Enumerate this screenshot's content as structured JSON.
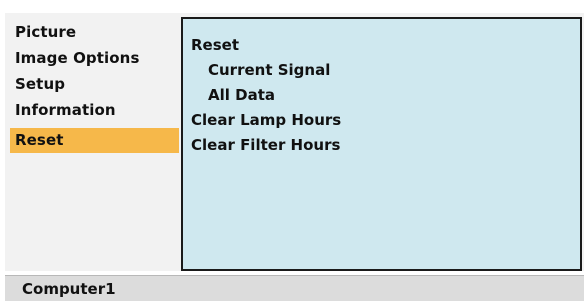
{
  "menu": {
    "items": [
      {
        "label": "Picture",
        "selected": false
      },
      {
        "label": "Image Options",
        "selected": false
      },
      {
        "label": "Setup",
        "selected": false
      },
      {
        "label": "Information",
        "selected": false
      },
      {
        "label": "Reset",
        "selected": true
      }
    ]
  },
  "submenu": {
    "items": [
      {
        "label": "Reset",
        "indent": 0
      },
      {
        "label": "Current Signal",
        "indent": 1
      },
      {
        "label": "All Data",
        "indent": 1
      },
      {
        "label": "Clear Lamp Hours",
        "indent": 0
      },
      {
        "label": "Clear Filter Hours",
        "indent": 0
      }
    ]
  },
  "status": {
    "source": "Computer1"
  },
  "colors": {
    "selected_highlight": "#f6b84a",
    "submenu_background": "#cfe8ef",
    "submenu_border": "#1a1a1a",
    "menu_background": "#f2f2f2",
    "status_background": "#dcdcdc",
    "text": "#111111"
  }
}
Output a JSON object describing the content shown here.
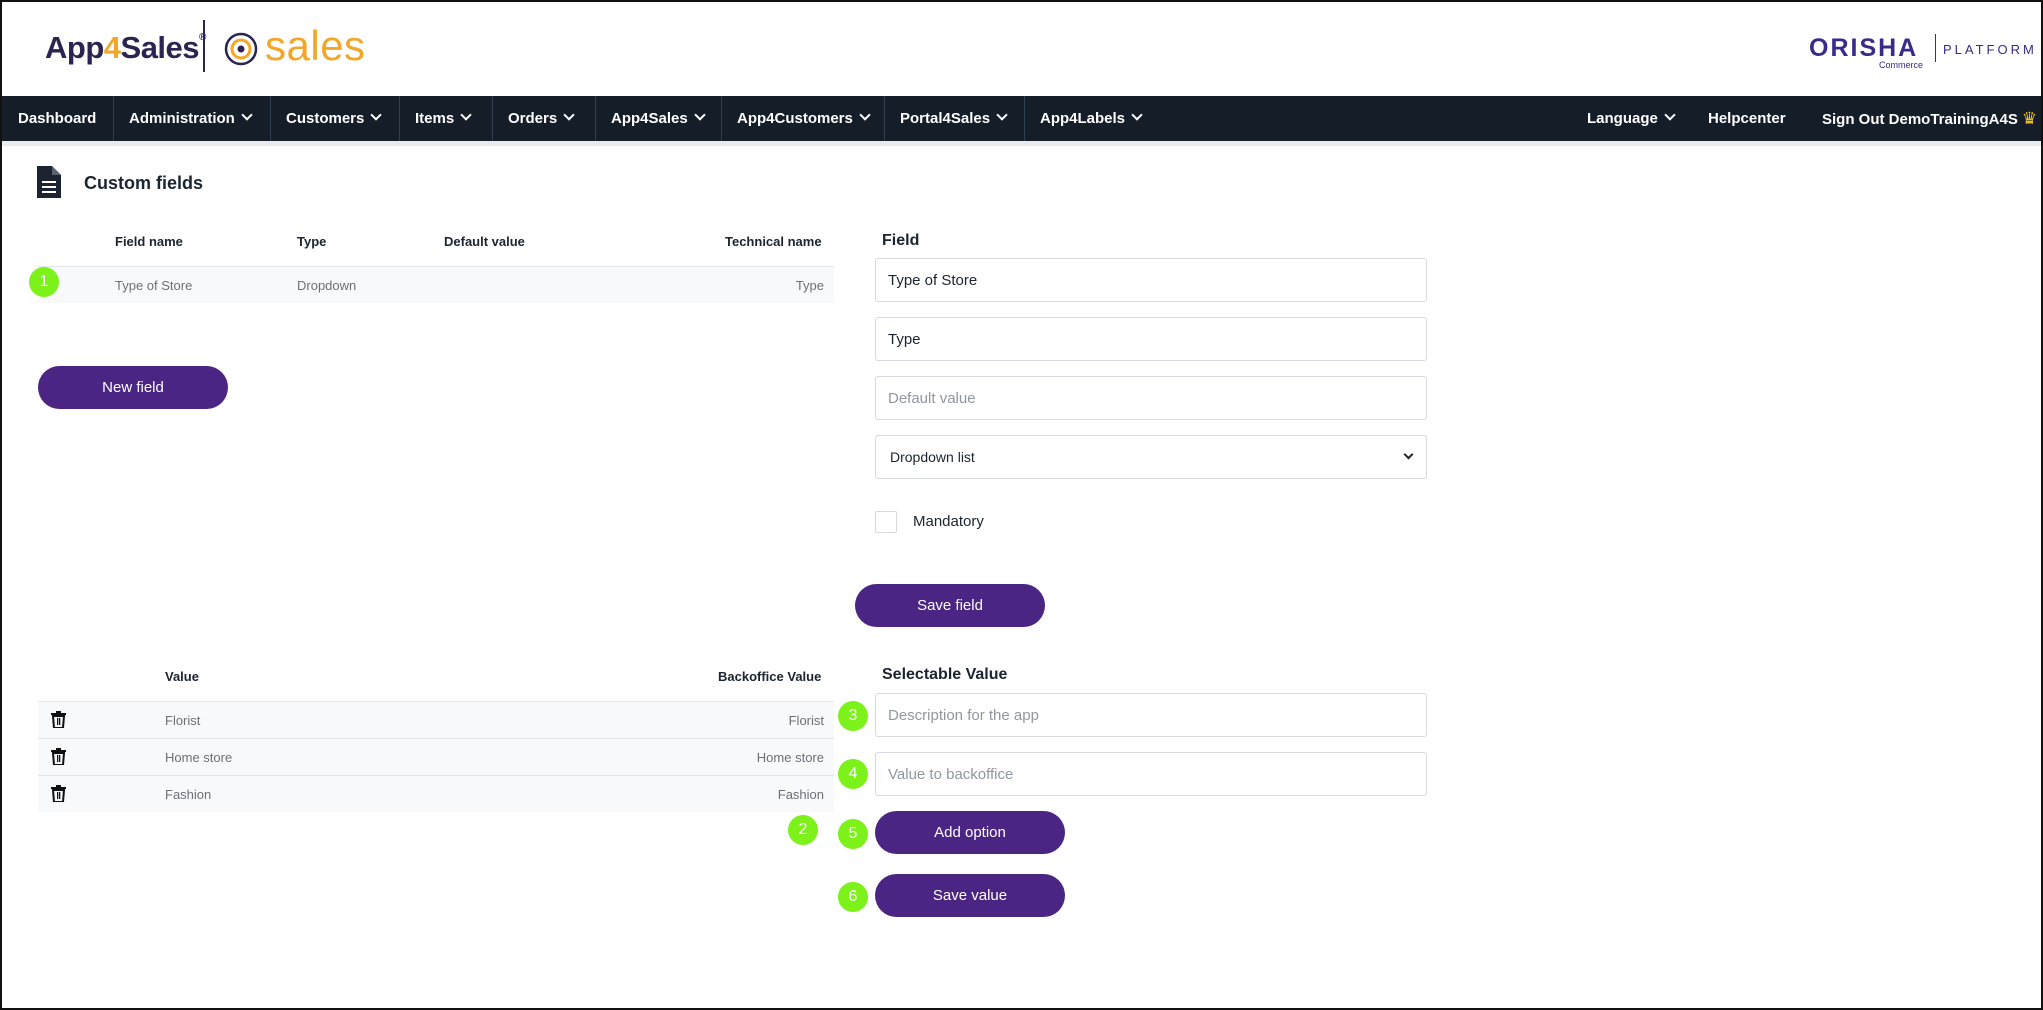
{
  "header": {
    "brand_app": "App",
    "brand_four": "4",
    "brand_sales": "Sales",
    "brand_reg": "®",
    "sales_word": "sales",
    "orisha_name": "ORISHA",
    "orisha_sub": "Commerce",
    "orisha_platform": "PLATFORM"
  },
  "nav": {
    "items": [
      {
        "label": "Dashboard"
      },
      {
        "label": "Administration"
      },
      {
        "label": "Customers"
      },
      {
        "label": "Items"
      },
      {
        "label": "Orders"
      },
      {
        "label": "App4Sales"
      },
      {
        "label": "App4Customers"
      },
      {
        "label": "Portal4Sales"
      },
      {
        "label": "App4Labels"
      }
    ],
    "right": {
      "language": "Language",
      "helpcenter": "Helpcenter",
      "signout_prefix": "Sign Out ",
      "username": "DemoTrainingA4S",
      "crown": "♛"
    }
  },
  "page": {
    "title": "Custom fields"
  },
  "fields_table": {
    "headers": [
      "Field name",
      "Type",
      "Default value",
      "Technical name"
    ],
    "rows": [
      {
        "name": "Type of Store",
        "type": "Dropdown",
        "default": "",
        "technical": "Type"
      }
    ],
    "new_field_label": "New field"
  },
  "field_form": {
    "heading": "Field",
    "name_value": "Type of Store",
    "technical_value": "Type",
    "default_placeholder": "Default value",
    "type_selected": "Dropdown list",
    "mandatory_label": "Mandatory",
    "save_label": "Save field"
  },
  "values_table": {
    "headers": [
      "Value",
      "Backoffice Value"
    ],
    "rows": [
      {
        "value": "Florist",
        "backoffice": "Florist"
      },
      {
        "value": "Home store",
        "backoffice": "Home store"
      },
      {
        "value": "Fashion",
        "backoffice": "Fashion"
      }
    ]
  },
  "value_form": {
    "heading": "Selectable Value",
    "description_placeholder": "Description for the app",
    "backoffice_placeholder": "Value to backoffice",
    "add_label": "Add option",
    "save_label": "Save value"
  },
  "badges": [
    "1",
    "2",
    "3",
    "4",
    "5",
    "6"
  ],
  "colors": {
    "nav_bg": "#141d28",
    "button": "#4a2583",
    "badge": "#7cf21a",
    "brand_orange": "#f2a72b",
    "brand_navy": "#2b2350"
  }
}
──────
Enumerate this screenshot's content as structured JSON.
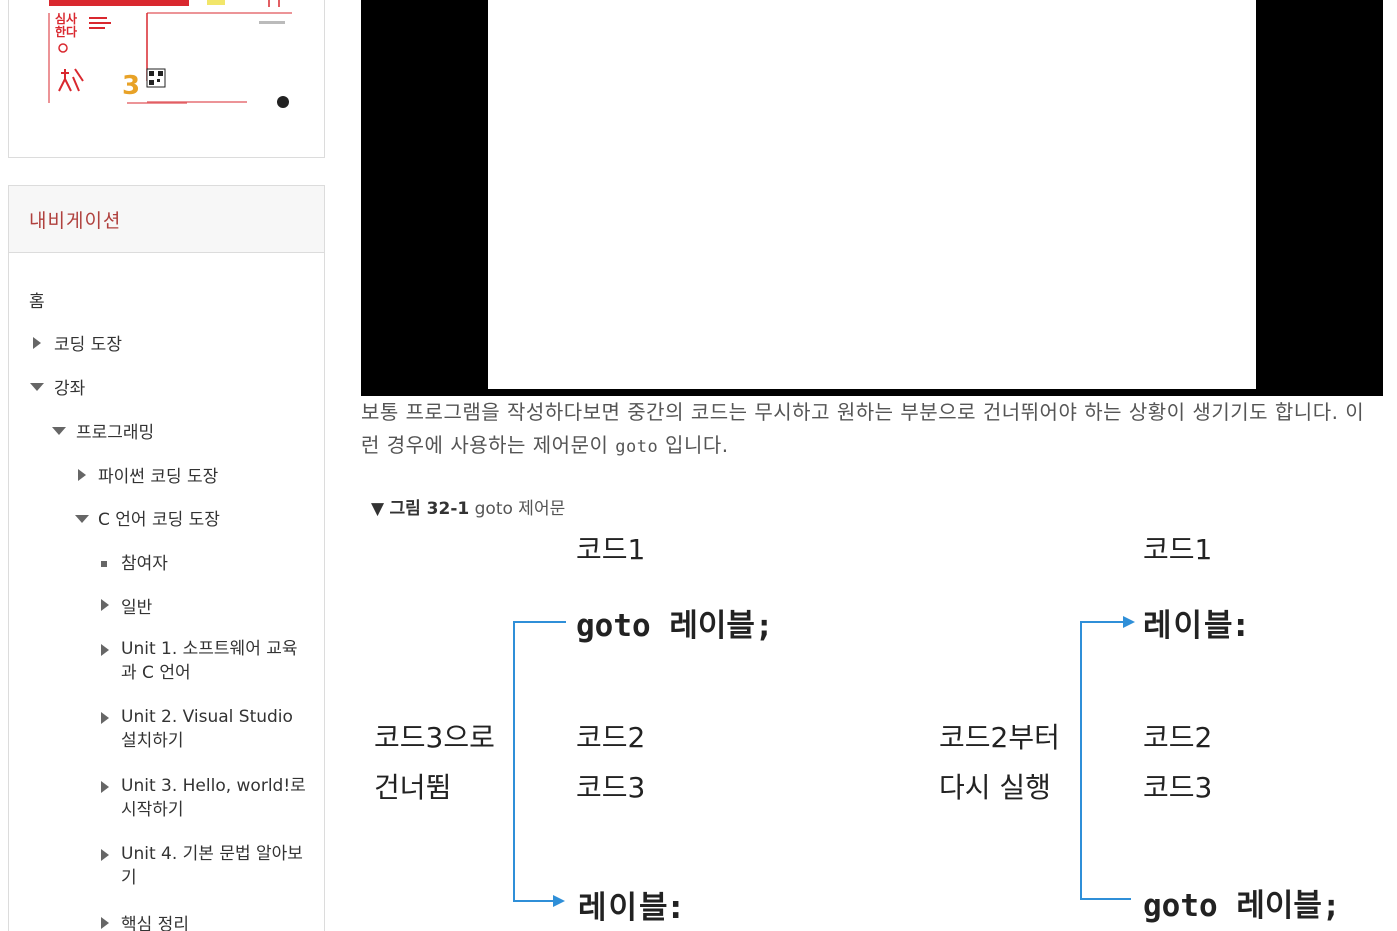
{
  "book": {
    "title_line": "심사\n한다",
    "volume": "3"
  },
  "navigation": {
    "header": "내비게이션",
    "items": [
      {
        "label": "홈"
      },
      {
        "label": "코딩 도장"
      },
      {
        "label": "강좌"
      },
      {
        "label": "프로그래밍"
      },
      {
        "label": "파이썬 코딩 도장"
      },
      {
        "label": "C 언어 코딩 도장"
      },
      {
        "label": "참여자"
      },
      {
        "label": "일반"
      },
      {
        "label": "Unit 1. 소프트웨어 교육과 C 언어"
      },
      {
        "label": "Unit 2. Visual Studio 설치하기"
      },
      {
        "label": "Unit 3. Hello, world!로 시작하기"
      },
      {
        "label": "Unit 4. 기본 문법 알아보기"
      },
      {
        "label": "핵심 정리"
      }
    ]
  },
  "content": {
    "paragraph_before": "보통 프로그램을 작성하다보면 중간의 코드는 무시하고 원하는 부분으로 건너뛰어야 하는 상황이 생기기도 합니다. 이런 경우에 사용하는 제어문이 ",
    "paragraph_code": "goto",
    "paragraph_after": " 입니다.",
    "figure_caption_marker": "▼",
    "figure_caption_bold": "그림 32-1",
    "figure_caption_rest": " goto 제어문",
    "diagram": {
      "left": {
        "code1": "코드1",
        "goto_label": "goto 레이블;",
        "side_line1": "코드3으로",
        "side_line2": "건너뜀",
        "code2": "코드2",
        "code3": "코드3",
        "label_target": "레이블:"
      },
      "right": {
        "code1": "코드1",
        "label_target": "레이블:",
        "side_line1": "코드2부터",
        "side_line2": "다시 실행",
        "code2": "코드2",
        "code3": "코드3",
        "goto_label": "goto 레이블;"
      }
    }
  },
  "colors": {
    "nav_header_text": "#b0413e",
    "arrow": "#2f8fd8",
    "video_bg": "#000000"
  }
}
──────
→ INSTRUCTIONS TO FOLLOW
Locate each line with the word "goto" and copy it.

→ FULL RESPONSE
    "paragraph_code": "goto",
    "figure_caption_rest": " goto 제어문",
        "goto_label": "goto 레이블;",
        "goto_label": "goto 레이블;"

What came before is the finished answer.